— BEGIN —
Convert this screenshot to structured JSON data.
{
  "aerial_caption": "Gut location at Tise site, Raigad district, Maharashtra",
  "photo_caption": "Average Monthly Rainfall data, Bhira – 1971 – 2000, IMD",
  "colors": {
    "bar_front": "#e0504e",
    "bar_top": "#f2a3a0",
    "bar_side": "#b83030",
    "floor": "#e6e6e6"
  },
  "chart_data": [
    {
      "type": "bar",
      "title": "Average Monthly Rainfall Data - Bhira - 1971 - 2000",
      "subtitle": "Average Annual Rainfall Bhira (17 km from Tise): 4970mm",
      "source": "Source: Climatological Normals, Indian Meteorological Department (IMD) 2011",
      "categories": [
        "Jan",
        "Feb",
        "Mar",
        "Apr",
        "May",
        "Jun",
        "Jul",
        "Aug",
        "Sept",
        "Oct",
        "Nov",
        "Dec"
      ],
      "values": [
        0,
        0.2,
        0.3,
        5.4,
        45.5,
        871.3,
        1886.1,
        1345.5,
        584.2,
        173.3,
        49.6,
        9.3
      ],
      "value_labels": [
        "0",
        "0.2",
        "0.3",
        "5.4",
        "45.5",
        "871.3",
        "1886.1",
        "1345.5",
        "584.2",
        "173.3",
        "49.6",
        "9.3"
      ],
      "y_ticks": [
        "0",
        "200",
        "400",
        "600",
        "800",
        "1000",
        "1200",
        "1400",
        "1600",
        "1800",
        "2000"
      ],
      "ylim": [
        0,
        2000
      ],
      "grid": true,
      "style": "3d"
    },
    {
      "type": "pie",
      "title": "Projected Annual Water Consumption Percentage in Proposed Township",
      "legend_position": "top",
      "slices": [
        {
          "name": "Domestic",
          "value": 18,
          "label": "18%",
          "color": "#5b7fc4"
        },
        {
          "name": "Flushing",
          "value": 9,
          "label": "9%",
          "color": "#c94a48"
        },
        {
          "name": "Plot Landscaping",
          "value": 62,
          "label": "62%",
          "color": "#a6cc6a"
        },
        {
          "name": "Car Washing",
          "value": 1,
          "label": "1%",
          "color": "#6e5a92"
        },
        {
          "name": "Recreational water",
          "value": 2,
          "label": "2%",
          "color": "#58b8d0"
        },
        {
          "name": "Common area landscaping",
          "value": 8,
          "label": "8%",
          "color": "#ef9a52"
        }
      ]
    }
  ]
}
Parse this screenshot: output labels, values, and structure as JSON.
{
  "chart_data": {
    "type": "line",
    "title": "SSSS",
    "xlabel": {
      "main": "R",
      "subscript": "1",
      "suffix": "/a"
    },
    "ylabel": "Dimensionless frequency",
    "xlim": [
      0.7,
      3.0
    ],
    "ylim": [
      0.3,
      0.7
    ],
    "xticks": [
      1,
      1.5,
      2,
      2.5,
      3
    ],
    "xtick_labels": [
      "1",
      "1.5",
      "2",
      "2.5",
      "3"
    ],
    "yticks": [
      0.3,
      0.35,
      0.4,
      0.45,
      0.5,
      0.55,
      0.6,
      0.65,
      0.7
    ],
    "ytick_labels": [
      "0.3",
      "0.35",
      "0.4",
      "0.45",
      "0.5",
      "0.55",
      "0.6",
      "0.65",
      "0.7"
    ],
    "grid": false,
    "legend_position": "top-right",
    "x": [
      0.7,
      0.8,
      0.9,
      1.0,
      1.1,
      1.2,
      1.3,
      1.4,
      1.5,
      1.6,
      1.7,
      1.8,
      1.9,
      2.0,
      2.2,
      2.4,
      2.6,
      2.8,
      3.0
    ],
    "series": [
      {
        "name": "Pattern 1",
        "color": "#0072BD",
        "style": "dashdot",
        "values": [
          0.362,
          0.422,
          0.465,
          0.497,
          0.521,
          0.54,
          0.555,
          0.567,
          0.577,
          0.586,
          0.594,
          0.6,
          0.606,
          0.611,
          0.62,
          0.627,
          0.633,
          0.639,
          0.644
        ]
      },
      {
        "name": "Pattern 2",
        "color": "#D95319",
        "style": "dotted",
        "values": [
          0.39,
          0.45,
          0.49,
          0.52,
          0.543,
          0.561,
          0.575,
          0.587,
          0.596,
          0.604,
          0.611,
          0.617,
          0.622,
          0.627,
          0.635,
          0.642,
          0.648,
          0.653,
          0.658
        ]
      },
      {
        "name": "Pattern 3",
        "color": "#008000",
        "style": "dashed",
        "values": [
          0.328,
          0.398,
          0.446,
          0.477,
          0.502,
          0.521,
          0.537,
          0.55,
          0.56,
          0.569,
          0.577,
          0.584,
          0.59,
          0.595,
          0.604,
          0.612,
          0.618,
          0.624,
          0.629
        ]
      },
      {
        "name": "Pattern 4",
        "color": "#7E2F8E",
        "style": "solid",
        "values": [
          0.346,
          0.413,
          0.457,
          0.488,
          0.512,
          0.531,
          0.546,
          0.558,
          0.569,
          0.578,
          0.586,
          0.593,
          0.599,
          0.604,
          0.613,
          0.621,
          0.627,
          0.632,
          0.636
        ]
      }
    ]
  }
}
— END —
§ **Requirements**: Using the data above, reproduce every line exactly.

§ **Answer to the problem**:
Convert this screenshot to structured JSON data.
{
  "aerial_caption": "Gut location at Tise site, Raigad district, Maharashtra",
  "photo_caption": "Average Monthly Rainfall data, Bhira – 1971 – 2000, IMD",
  "colors": {
    "bar_front": "#e0504e",
    "bar_top": "#f2a3a0",
    "bar_side": "#b83030",
    "floor": "#e6e6e6"
  },
  "chart_data": [
    {
      "type": "bar",
      "title": "Average Monthly Rainfall Data - Bhira - 1971 - 2000",
      "subtitle": "Average Annual Rainfall Bhira (17 km from Tise): 4970mm",
      "source": "Source: Climatological Normals, Indian Meteorological Department (IMD) 2011",
      "categories": [
        "Jan",
        "Feb",
        "Mar",
        "Apr",
        "May",
        "Jun",
        "Jul",
        "Aug",
        "Sept",
        "Oct",
        "Nov",
        "Dec"
      ],
      "values": [
        0,
        0.2,
        0.3,
        5.4,
        45.5,
        871.3,
        1886.1,
        1345.5,
        584.2,
        173.3,
        49.6,
        9.3
      ],
      "value_labels": [
        "0",
        "0.2",
        "0.3",
        "5.4",
        "45.5",
        "871.3",
        "1886.1",
        "1345.5",
        "584.2",
        "173.3",
        "49.6",
        "9.3"
      ],
      "y_ticks": [
        "0",
        "200",
        "400",
        "600",
        "800",
        "1000",
        "1200",
        "1400",
        "1600",
        "1800",
        "2000"
      ],
      "ylim": [
        0,
        2000
      ],
      "grid": true,
      "style": "3d"
    },
    {
      "type": "pie",
      "title": "Projected Annual Water Consumption Percentage in Proposed Township",
      "legend_position": "top",
      "slices": [
        {
          "name": "Domestic",
          "value": 18,
          "label": "18%",
          "color": "#5b7fc4"
        },
        {
          "name": "Flushing",
          "value": 9,
          "label": "9%",
          "color": "#c94a48"
        },
        {
          "name": "Plot Landscaping",
          "value": 62,
          "label": "62%",
          "color": "#a6cc6a"
        },
        {
          "name": "Car Washing",
          "value": 1,
          "label": "1%",
          "color": "#6e5a92"
        },
        {
          "name": "Recreational water",
          "value": 2,
          "label": "2%",
          "color": "#58b8d0"
        },
        {
          "name": "Common area landscaping",
          "value": 8,
          "label": "8%",
          "color": "#ef9a52"
        }
      ]
    }
  ]
}
Parse this screenshot: output labels, values, and structure as JSON.
{
  "chart_data": {
    "type": "line",
    "title": "SSSS",
    "xlabel": {
      "main": "R",
      "subscript": "1",
      "suffix": "/a"
    },
    "ylabel": "Dimensionless frequency",
    "xlim": [
      0.7,
      3.0
    ],
    "ylim": [
      0.3,
      0.7
    ],
    "xticks": [
      1,
      1.5,
      2,
      2.5,
      3
    ],
    "xtick_labels": [
      "1",
      "1.5",
      "2",
      "2.5",
      "3"
    ],
    "yticks": [
      0.3,
      0.35,
      0.4,
      0.45,
      0.5,
      0.55,
      0.6,
      0.65,
      0.7
    ],
    "ytick_labels": [
      "0.3",
      "0.35",
      "0.4",
      "0.45",
      "0.5",
      "0.55",
      "0.6",
      "0.65",
      "0.7"
    ],
    "grid": false,
    "legend_position": "top-right",
    "x": [
      0.7,
      0.8,
      0.9,
      1.0,
      1.1,
      1.2,
      1.3,
      1.4,
      1.5,
      1.6,
      1.7,
      1.8,
      1.9,
      2.0,
      2.2,
      2.4,
      2.6,
      2.8,
      3.0
    ],
    "series": [
      {
        "name": "Pattern 1",
        "color": "#0072BD",
        "style": "dashdot",
        "values": [
          0.362,
          0.422,
          0.465,
          0.497,
          0.521,
          0.54,
          0.555,
          0.567,
          0.577,
          0.586,
          0.594,
          0.6,
          0.606,
          0.611,
          0.62,
          0.627,
          0.633,
          0.639,
          0.644
        ]
      },
      {
        "name": "Pattern 2",
        "color": "#D95319",
        "style": "dotted",
        "values": [
          0.39,
          0.45,
          0.49,
          0.52,
          0.543,
          0.561,
          0.575,
          0.587,
          0.596,
          0.604,
          0.611,
          0.617,
          0.622,
          0.627,
          0.635,
          0.642,
          0.648,
          0.653,
          0.658
        ]
      },
      {
        "name": "Pattern 3",
        "color": "#008000",
        "style": "dashed",
        "values": [
          0.328,
          0.398,
          0.446,
          0.477,
          0.502,
          0.521,
          0.537,
          0.55,
          0.56,
          0.569,
          0.577,
          0.584,
          0.59,
          0.595,
          0.604,
          0.612,
          0.618,
          0.624,
          0.629
        ]
      },
      {
        "name": "Pattern 4",
        "color": "#7E2F8E",
        "style": "solid",
        "values": [
          0.346,
          0.413,
          0.457,
          0.488,
          0.512,
          0.531,
          0.546,
          0.558,
          0.569,
          0.578,
          0.586,
          0.593,
          0.599,
          0.604,
          0.613,
          0.621,
          0.627,
          0.632,
          0.636
        ]
      }
    ]
  }
}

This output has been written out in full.